**STATED TASK**: Put the lines between the line holding "For every button, label, input, icon, or" and the line holding "x-tick-label: 2020 [412,402,439,416]", inclusive, into a numbered list, omitting blank lines and leaving out any pictures.

**PROVIDED RECORDS**:
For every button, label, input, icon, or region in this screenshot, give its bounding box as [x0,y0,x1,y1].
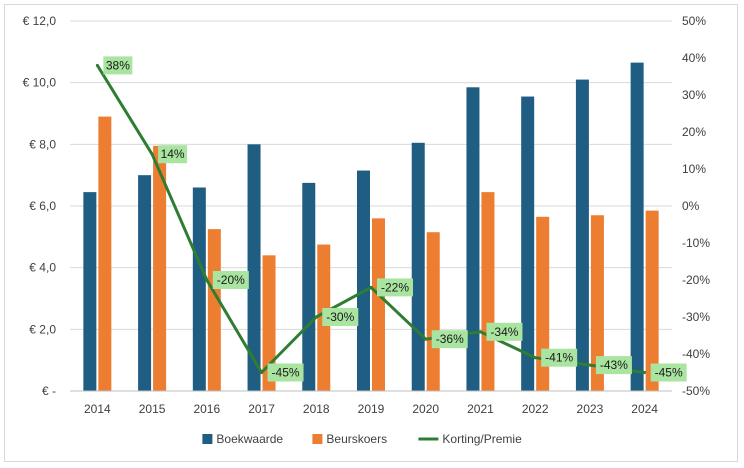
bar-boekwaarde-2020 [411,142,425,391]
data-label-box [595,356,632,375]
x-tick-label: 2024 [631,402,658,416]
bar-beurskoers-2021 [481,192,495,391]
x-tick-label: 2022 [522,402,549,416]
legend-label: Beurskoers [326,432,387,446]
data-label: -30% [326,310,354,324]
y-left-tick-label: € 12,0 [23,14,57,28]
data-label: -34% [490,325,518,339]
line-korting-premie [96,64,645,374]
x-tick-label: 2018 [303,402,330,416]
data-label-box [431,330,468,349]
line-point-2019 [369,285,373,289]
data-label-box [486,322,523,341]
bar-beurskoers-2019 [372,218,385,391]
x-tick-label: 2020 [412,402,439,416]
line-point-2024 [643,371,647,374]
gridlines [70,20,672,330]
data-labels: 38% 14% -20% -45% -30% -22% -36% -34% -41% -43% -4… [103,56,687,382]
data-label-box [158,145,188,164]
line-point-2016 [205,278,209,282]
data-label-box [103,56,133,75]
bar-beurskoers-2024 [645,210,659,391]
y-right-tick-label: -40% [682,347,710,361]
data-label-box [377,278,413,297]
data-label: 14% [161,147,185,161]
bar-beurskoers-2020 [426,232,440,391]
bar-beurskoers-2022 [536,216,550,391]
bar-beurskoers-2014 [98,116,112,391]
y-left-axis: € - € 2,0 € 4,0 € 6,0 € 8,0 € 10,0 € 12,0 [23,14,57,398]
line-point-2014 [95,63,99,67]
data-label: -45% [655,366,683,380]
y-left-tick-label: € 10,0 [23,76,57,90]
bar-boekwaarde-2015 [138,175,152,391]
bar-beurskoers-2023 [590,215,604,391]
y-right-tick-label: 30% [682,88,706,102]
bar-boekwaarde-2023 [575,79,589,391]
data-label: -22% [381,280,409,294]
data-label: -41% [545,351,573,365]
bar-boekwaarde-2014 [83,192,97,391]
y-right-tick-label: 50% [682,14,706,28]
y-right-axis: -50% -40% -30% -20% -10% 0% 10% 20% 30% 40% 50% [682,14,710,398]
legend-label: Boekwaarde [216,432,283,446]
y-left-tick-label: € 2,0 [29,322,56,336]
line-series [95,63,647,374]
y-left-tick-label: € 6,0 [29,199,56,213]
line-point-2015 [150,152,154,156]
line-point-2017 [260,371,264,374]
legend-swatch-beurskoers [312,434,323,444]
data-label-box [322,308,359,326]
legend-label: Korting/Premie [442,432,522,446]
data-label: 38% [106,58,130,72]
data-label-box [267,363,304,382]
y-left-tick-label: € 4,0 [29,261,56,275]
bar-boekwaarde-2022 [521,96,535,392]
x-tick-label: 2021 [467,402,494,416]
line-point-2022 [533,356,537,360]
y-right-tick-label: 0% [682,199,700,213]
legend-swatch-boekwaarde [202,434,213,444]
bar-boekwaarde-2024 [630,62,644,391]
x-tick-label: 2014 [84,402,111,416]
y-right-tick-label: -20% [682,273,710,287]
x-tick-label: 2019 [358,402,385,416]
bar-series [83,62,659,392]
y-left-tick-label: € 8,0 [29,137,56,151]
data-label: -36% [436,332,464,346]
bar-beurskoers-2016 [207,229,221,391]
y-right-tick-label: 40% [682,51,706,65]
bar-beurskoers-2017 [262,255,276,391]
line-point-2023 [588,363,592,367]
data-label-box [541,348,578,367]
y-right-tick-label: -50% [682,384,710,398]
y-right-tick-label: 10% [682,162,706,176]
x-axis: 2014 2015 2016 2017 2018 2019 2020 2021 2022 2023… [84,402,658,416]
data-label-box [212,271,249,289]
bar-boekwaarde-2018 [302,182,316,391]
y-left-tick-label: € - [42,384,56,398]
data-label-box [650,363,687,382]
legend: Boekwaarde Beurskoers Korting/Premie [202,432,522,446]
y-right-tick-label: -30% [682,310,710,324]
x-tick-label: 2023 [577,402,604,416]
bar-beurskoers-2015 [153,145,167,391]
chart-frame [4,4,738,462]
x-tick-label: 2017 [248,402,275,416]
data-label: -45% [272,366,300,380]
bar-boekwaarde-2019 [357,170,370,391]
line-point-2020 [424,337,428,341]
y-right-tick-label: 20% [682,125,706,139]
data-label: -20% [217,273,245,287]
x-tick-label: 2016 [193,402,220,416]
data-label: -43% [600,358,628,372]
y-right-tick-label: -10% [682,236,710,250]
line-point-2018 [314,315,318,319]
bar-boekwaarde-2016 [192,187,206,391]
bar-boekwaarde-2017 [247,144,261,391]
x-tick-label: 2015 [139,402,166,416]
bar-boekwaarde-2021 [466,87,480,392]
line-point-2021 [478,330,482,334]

--

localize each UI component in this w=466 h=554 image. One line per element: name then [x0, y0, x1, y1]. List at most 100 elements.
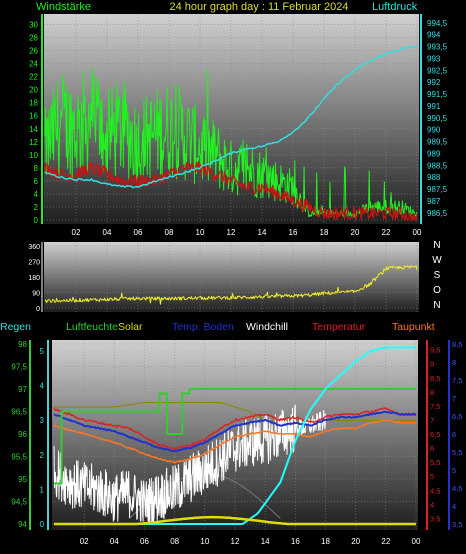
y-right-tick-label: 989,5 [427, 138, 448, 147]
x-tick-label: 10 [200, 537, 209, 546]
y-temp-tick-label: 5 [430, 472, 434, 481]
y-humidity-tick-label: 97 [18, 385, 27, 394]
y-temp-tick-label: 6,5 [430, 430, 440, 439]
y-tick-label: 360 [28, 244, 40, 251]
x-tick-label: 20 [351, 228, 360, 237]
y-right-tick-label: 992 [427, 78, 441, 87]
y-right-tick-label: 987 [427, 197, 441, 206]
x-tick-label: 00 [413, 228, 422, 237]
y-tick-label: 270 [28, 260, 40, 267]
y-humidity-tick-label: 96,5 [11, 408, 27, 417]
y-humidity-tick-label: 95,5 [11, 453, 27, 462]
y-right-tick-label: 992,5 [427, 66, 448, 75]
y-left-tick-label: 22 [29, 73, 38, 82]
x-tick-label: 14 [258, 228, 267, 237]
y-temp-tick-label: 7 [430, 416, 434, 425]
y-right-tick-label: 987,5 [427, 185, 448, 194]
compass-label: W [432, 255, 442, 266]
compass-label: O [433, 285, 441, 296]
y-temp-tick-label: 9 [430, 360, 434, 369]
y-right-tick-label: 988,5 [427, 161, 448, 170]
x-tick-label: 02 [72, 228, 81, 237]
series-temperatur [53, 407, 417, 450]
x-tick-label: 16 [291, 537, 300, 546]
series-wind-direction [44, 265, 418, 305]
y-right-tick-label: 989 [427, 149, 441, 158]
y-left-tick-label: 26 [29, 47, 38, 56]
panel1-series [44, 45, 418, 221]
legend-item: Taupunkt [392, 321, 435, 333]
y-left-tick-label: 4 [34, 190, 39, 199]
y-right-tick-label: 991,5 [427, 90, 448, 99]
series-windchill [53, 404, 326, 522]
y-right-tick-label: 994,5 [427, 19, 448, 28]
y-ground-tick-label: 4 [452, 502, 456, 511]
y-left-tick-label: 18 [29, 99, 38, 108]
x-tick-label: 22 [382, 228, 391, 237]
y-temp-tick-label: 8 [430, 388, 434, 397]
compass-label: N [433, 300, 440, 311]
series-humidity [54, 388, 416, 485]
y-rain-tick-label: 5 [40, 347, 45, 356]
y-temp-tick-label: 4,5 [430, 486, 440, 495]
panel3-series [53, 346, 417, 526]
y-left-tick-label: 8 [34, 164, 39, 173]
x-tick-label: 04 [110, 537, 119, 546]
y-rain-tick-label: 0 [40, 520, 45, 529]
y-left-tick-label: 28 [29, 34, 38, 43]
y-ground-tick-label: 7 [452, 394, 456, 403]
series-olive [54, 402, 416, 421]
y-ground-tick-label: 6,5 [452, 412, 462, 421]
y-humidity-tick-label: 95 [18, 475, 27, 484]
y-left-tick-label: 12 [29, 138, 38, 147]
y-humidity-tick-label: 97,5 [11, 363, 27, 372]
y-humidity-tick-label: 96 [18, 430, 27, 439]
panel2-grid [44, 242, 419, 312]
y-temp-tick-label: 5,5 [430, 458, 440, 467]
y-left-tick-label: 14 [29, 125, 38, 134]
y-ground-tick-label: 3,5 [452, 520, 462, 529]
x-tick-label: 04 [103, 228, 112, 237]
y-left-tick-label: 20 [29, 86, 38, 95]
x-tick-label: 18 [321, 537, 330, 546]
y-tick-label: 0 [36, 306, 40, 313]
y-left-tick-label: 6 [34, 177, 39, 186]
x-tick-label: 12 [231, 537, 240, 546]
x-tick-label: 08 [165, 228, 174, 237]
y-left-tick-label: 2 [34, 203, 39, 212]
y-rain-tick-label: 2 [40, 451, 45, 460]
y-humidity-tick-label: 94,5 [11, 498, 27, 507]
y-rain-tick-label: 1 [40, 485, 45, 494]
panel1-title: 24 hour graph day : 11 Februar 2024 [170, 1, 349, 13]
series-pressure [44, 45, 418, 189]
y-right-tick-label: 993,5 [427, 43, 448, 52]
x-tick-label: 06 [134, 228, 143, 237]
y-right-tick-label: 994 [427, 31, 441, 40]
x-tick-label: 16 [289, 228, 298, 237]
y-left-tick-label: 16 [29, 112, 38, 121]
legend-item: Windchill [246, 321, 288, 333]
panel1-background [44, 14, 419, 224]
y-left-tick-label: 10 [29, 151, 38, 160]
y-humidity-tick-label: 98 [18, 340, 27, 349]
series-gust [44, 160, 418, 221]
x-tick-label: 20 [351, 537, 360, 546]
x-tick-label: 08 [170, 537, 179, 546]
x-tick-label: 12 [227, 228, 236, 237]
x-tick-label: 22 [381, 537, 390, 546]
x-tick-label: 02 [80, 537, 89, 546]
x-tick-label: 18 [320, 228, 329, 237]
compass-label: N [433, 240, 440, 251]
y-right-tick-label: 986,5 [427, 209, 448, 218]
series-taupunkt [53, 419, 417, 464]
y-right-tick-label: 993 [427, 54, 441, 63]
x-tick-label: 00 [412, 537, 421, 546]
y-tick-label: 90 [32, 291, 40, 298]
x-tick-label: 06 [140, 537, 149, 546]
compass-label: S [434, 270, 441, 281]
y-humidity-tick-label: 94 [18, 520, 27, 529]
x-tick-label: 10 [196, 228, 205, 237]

* * *

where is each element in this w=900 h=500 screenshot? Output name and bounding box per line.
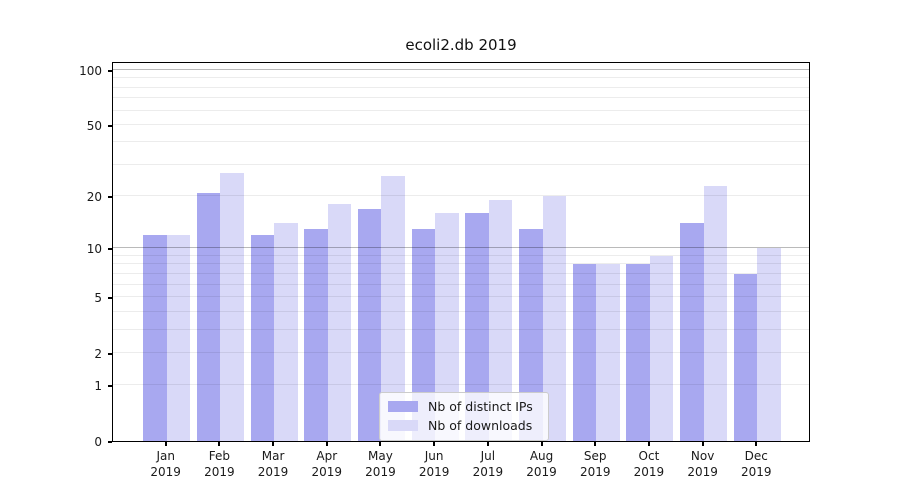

**SOLUTION**:
1. For every button, label, input, icon, or region in this screenshot, give its bounding box as [x0,y0,x1,y1].
2. bar-boekwaarde-2020 [411,142,425,391]
3. data-label-box [595,356,632,375]
4. x-tick-label: 2024 [631,402,658,416]
5. bar-beurskoers-2021 [481,192,495,391]
6. x-tick-label: 2022 [522,402,549,416]
7. legend-label: Beurskoers [326,432,387,446]
8. data-label: -30% [326,310,354,324]
9. y-left-tick-label: € 12,0 [23,14,57,28]
10. data-label: -34% [490,325,518,339]
11. line-korting-premie [96,64,645,374]
12. x-tick-label: 2018 [303,402,330,416]
13. data-label-box [431,330,468,349]
14. line-point-2019 [369,285,373,289]
15. data-label-box [486,322,523,341]
16. bar-beurskoers-2019 [372,218,385,391]
17. x-tick-label: 2020 [412,402,439,416]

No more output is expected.